# MATERIAL

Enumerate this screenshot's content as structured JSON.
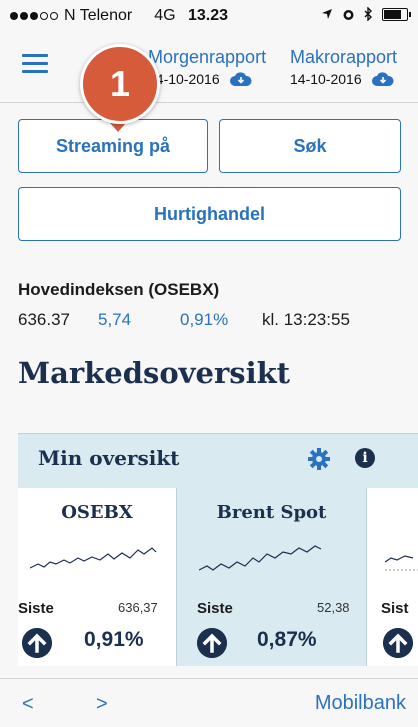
{
  "status_bar": {
    "carrier": "N Telenor",
    "network": "4G",
    "time": "13.23",
    "signal_dots_filled": 3,
    "signal_dots_total": 5,
    "battery_level": 0.7
  },
  "header": {
    "menu_icon": "hamburger-icon",
    "morgenrapport": {
      "title": "Morgenrapport",
      "date": "14-10-2016",
      "icon": "cloud-download-icon"
    },
    "makrorapport": {
      "title": "Makrorapport",
      "date": "14-10-2016",
      "icon": "cloud-download-icon"
    }
  },
  "badge": {
    "number": "1"
  },
  "buttons": {
    "streaming": "Streaming på",
    "sok": "Søk",
    "hurtighandel": "Hurtighandel"
  },
  "index": {
    "title": "Hovedindeksen (OSEBX)",
    "value": "636.37",
    "change": "5,74",
    "percent": "0,91%",
    "time": "kl. 13:23:55"
  },
  "section_title": "Markedsoversikt",
  "panel": {
    "title": "Min oversikt",
    "cards": [
      {
        "name": "OSEBX",
        "siste_label": "Siste",
        "siste_value": "636,37",
        "percent": "0,91%"
      },
      {
        "name": "Brent Spot",
        "siste_label": "Siste",
        "siste_value": "52,38",
        "percent": "0,87%"
      },
      {
        "name": "",
        "siste_label": "Sist",
        "siste_value": "",
        "percent": ""
      }
    ]
  },
  "bottom_bar": {
    "back": "<",
    "forward": ">",
    "mobilbank": "Mobilbank"
  },
  "colors": {
    "accent": "#2a72bd",
    "navy": "#1b2f4f",
    "badge": "#d55b3a",
    "panel_bg": "#d9ebf1"
  }
}
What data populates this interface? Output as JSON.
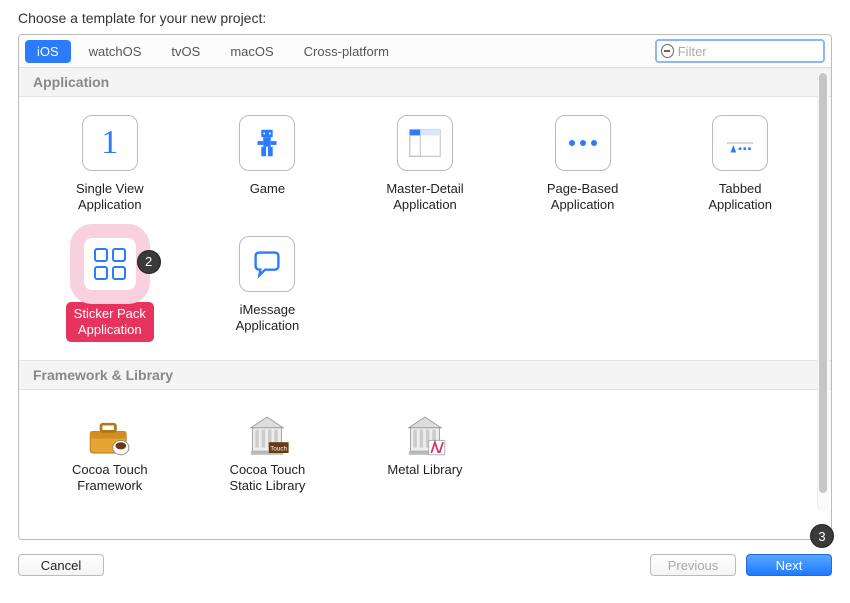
{
  "header": "Choose a template for your new project:",
  "tabs": [
    "iOS",
    "watchOS",
    "tvOS",
    "macOS",
    "Cross-platform"
  ],
  "active_tab_index": 0,
  "filter": {
    "placeholder": "Filter",
    "value": ""
  },
  "sections": [
    {
      "title": "Application",
      "items": [
        {
          "label": "Single View\nApplication",
          "icon": "single-view"
        },
        {
          "label": "Game",
          "icon": "game"
        },
        {
          "label": "Master-Detail\nApplication",
          "icon": "master-detail"
        },
        {
          "label": "Page-Based\nApplication",
          "icon": "page-based"
        },
        {
          "label": "Tabbed\nApplication",
          "icon": "tabbed"
        },
        {
          "label": "Sticker Pack\nApplication",
          "icon": "sticker-pack",
          "selected": true,
          "annotation": "2"
        },
        {
          "label": "iMessage\nApplication",
          "icon": "imessage"
        }
      ]
    },
    {
      "title": "Framework & Library",
      "items": [
        {
          "label": "Cocoa Touch\nFramework",
          "icon": "cocoa-touch-framework"
        },
        {
          "label": "Cocoa Touch\nStatic Library",
          "icon": "cocoa-touch-static"
        },
        {
          "label": "Metal Library",
          "icon": "metal-library"
        }
      ]
    }
  ],
  "buttons": {
    "cancel": "Cancel",
    "previous": "Previous",
    "next": "Next",
    "next_annotation": "3"
  }
}
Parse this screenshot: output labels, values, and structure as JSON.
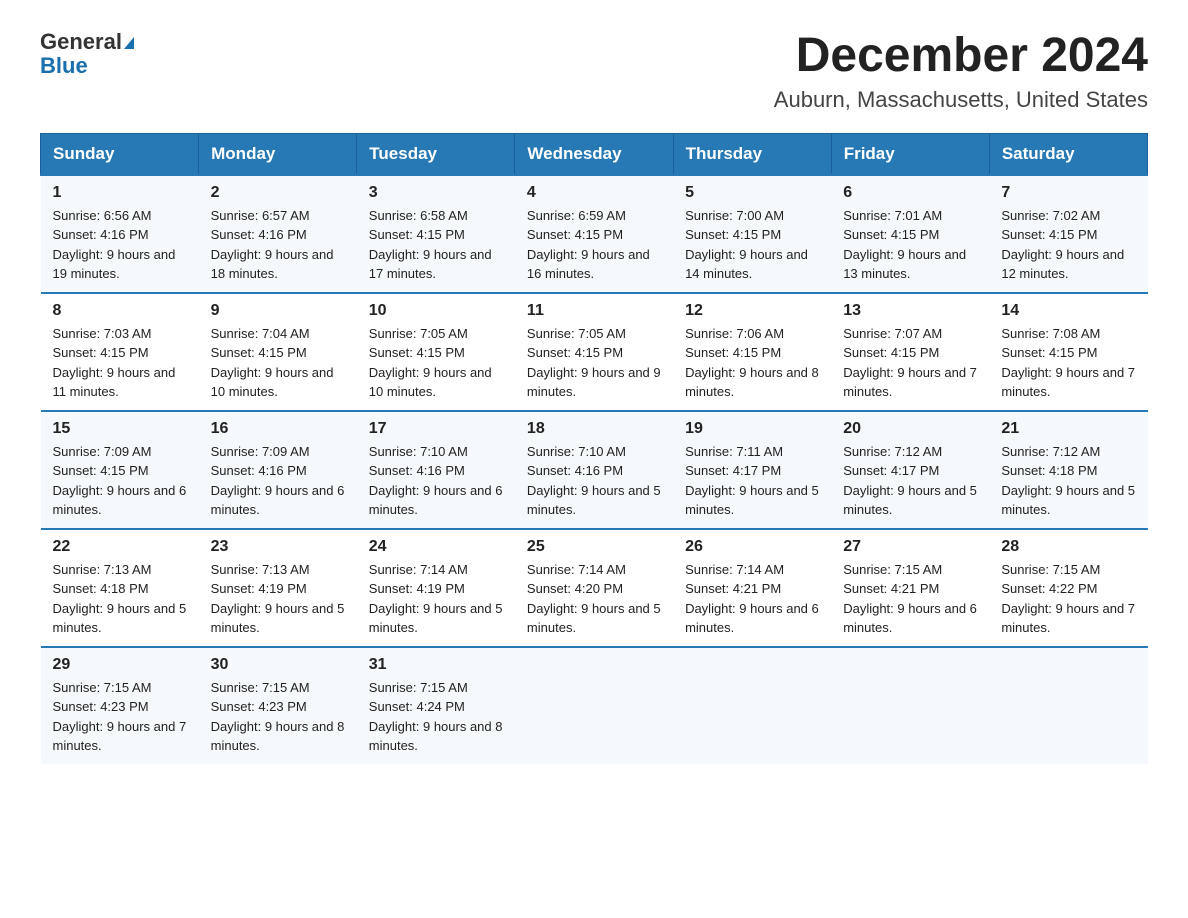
{
  "header": {
    "logo_general": "General",
    "logo_blue": "Blue",
    "month_title": "December 2024",
    "location": "Auburn, Massachusetts, United States"
  },
  "days_of_week": [
    "Sunday",
    "Monday",
    "Tuesday",
    "Wednesday",
    "Thursday",
    "Friday",
    "Saturday"
  ],
  "weeks": [
    [
      {
        "day": "1",
        "sunrise": "Sunrise: 6:56 AM",
        "sunset": "Sunset: 4:16 PM",
        "daylight": "Daylight: 9 hours and 19 minutes."
      },
      {
        "day": "2",
        "sunrise": "Sunrise: 6:57 AM",
        "sunset": "Sunset: 4:16 PM",
        "daylight": "Daylight: 9 hours and 18 minutes."
      },
      {
        "day": "3",
        "sunrise": "Sunrise: 6:58 AM",
        "sunset": "Sunset: 4:15 PM",
        "daylight": "Daylight: 9 hours and 17 minutes."
      },
      {
        "day": "4",
        "sunrise": "Sunrise: 6:59 AM",
        "sunset": "Sunset: 4:15 PM",
        "daylight": "Daylight: 9 hours and 16 minutes."
      },
      {
        "day": "5",
        "sunrise": "Sunrise: 7:00 AM",
        "sunset": "Sunset: 4:15 PM",
        "daylight": "Daylight: 9 hours and 14 minutes."
      },
      {
        "day": "6",
        "sunrise": "Sunrise: 7:01 AM",
        "sunset": "Sunset: 4:15 PM",
        "daylight": "Daylight: 9 hours and 13 minutes."
      },
      {
        "day": "7",
        "sunrise": "Sunrise: 7:02 AM",
        "sunset": "Sunset: 4:15 PM",
        "daylight": "Daylight: 9 hours and 12 minutes."
      }
    ],
    [
      {
        "day": "8",
        "sunrise": "Sunrise: 7:03 AM",
        "sunset": "Sunset: 4:15 PM",
        "daylight": "Daylight: 9 hours and 11 minutes."
      },
      {
        "day": "9",
        "sunrise": "Sunrise: 7:04 AM",
        "sunset": "Sunset: 4:15 PM",
        "daylight": "Daylight: 9 hours and 10 minutes."
      },
      {
        "day": "10",
        "sunrise": "Sunrise: 7:05 AM",
        "sunset": "Sunset: 4:15 PM",
        "daylight": "Daylight: 9 hours and 10 minutes."
      },
      {
        "day": "11",
        "sunrise": "Sunrise: 7:05 AM",
        "sunset": "Sunset: 4:15 PM",
        "daylight": "Daylight: 9 hours and 9 minutes."
      },
      {
        "day": "12",
        "sunrise": "Sunrise: 7:06 AM",
        "sunset": "Sunset: 4:15 PM",
        "daylight": "Daylight: 9 hours and 8 minutes."
      },
      {
        "day": "13",
        "sunrise": "Sunrise: 7:07 AM",
        "sunset": "Sunset: 4:15 PM",
        "daylight": "Daylight: 9 hours and 7 minutes."
      },
      {
        "day": "14",
        "sunrise": "Sunrise: 7:08 AM",
        "sunset": "Sunset: 4:15 PM",
        "daylight": "Daylight: 9 hours and 7 minutes."
      }
    ],
    [
      {
        "day": "15",
        "sunrise": "Sunrise: 7:09 AM",
        "sunset": "Sunset: 4:15 PM",
        "daylight": "Daylight: 9 hours and 6 minutes."
      },
      {
        "day": "16",
        "sunrise": "Sunrise: 7:09 AM",
        "sunset": "Sunset: 4:16 PM",
        "daylight": "Daylight: 9 hours and 6 minutes."
      },
      {
        "day": "17",
        "sunrise": "Sunrise: 7:10 AM",
        "sunset": "Sunset: 4:16 PM",
        "daylight": "Daylight: 9 hours and 6 minutes."
      },
      {
        "day": "18",
        "sunrise": "Sunrise: 7:10 AM",
        "sunset": "Sunset: 4:16 PM",
        "daylight": "Daylight: 9 hours and 5 minutes."
      },
      {
        "day": "19",
        "sunrise": "Sunrise: 7:11 AM",
        "sunset": "Sunset: 4:17 PM",
        "daylight": "Daylight: 9 hours and 5 minutes."
      },
      {
        "day": "20",
        "sunrise": "Sunrise: 7:12 AM",
        "sunset": "Sunset: 4:17 PM",
        "daylight": "Daylight: 9 hours and 5 minutes."
      },
      {
        "day": "21",
        "sunrise": "Sunrise: 7:12 AM",
        "sunset": "Sunset: 4:18 PM",
        "daylight": "Daylight: 9 hours and 5 minutes."
      }
    ],
    [
      {
        "day": "22",
        "sunrise": "Sunrise: 7:13 AM",
        "sunset": "Sunset: 4:18 PM",
        "daylight": "Daylight: 9 hours and 5 minutes."
      },
      {
        "day": "23",
        "sunrise": "Sunrise: 7:13 AM",
        "sunset": "Sunset: 4:19 PM",
        "daylight": "Daylight: 9 hours and 5 minutes."
      },
      {
        "day": "24",
        "sunrise": "Sunrise: 7:14 AM",
        "sunset": "Sunset: 4:19 PM",
        "daylight": "Daylight: 9 hours and 5 minutes."
      },
      {
        "day": "25",
        "sunrise": "Sunrise: 7:14 AM",
        "sunset": "Sunset: 4:20 PM",
        "daylight": "Daylight: 9 hours and 5 minutes."
      },
      {
        "day": "26",
        "sunrise": "Sunrise: 7:14 AM",
        "sunset": "Sunset: 4:21 PM",
        "daylight": "Daylight: 9 hours and 6 minutes."
      },
      {
        "day": "27",
        "sunrise": "Sunrise: 7:15 AM",
        "sunset": "Sunset: 4:21 PM",
        "daylight": "Daylight: 9 hours and 6 minutes."
      },
      {
        "day": "28",
        "sunrise": "Sunrise: 7:15 AM",
        "sunset": "Sunset: 4:22 PM",
        "daylight": "Daylight: 9 hours and 7 minutes."
      }
    ],
    [
      {
        "day": "29",
        "sunrise": "Sunrise: 7:15 AM",
        "sunset": "Sunset: 4:23 PM",
        "daylight": "Daylight: 9 hours and 7 minutes."
      },
      {
        "day": "30",
        "sunrise": "Sunrise: 7:15 AM",
        "sunset": "Sunset: 4:23 PM",
        "daylight": "Daylight: 9 hours and 8 minutes."
      },
      {
        "day": "31",
        "sunrise": "Sunrise: 7:15 AM",
        "sunset": "Sunset: 4:24 PM",
        "daylight": "Daylight: 9 hours and 8 minutes."
      },
      {
        "day": "",
        "sunrise": "",
        "sunset": "",
        "daylight": ""
      },
      {
        "day": "",
        "sunrise": "",
        "sunset": "",
        "daylight": ""
      },
      {
        "day": "",
        "sunrise": "",
        "sunset": "",
        "daylight": ""
      },
      {
        "day": "",
        "sunrise": "",
        "sunset": "",
        "daylight": ""
      }
    ]
  ]
}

# GOAL
Compute how many lines include the string "JSON", then give that number by itself.

# FINISHED ANSWER
3